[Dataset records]
──────────────────────────────
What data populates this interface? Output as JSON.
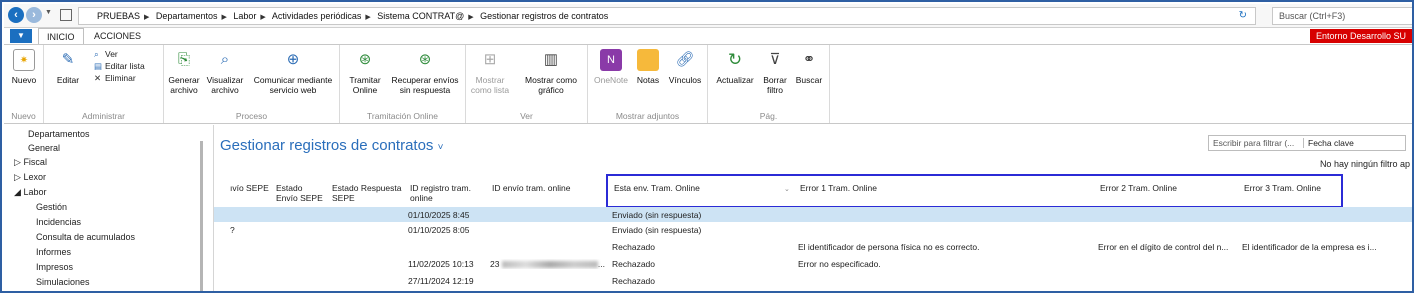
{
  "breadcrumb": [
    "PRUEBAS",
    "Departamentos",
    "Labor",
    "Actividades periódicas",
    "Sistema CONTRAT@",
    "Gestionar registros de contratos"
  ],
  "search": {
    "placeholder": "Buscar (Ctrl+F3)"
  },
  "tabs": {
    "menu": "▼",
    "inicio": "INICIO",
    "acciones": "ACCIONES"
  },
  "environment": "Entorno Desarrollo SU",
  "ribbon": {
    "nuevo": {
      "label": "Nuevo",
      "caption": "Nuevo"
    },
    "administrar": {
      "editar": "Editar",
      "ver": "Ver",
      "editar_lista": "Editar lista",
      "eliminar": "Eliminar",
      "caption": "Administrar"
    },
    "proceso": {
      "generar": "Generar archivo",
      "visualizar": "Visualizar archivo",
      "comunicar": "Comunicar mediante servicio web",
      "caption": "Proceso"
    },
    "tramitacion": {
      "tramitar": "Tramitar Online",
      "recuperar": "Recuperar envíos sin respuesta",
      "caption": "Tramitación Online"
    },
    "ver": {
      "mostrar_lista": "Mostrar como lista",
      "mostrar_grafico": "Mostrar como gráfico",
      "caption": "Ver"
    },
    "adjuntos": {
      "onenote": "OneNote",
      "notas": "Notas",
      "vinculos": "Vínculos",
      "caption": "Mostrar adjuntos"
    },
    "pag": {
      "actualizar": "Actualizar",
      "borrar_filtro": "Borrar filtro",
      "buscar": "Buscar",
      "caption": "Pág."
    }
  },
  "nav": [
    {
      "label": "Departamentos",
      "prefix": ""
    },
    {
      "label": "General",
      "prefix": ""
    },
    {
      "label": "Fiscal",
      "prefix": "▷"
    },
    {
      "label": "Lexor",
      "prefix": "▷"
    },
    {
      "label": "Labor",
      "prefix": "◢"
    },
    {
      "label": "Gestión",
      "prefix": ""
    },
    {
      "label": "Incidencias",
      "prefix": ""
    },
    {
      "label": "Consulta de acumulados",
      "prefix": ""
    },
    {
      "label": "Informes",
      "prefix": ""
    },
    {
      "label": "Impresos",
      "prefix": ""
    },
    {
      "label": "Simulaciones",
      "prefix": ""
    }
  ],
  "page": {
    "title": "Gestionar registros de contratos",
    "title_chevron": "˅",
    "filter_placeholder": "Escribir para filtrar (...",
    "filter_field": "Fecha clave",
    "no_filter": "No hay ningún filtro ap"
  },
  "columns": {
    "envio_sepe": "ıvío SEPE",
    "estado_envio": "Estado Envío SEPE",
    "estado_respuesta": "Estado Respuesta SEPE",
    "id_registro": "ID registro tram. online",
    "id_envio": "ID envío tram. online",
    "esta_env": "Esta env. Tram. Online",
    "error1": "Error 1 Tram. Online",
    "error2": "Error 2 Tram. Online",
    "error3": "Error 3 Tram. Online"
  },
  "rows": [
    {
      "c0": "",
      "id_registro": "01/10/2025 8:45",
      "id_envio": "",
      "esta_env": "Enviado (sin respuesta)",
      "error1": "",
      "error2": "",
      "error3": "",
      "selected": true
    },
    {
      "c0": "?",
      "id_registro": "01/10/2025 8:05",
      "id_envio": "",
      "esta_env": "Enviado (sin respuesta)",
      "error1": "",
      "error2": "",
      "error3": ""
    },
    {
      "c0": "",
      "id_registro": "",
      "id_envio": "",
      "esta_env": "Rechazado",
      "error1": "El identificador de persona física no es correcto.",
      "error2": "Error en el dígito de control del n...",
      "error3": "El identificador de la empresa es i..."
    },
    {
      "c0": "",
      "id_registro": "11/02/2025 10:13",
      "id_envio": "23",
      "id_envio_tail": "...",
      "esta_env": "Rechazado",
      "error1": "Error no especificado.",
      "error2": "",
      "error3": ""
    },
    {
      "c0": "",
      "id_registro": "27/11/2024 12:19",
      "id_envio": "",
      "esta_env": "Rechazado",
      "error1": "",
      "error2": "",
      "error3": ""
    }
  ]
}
──────────────────────────────
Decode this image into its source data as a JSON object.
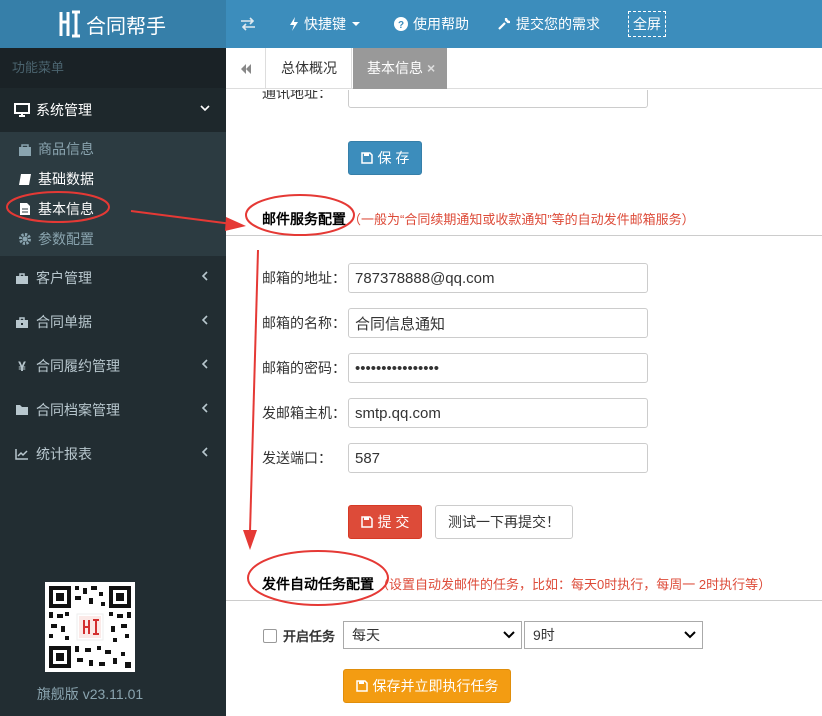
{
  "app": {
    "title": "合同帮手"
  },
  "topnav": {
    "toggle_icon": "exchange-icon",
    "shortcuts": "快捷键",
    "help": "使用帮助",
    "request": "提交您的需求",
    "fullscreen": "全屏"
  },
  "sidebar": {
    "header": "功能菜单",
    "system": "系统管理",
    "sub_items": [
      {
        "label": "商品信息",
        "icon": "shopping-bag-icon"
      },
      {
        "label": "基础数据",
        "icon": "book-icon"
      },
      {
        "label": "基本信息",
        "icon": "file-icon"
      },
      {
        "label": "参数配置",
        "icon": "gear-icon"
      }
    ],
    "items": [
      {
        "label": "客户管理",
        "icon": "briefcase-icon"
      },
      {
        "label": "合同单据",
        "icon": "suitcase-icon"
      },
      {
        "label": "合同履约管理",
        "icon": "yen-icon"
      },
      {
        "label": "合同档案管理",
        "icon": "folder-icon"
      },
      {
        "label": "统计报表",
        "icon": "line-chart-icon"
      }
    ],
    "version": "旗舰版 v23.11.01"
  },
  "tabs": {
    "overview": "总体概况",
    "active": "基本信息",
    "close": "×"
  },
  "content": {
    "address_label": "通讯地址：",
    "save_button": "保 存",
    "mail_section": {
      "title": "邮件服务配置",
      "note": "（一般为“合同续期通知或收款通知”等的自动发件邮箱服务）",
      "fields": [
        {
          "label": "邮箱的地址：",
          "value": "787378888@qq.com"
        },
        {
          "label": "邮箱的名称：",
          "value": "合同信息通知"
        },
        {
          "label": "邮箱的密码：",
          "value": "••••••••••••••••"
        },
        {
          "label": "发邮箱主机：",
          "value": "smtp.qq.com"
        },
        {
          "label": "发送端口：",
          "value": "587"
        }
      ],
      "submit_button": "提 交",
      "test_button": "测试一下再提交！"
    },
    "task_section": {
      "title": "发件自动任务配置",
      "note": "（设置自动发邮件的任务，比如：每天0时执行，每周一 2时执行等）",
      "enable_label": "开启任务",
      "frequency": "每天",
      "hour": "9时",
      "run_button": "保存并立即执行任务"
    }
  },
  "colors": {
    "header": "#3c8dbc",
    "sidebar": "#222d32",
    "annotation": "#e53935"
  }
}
──────────────────────────────
Pull out every line in the data above that has the word "SEPE".

The result ::
    "envio_sepe": "ıvío SEPE",
    "estado_envio": "Estado Envío SEPE",
    "estado_respuesta": "Estado Respuesta SEPE",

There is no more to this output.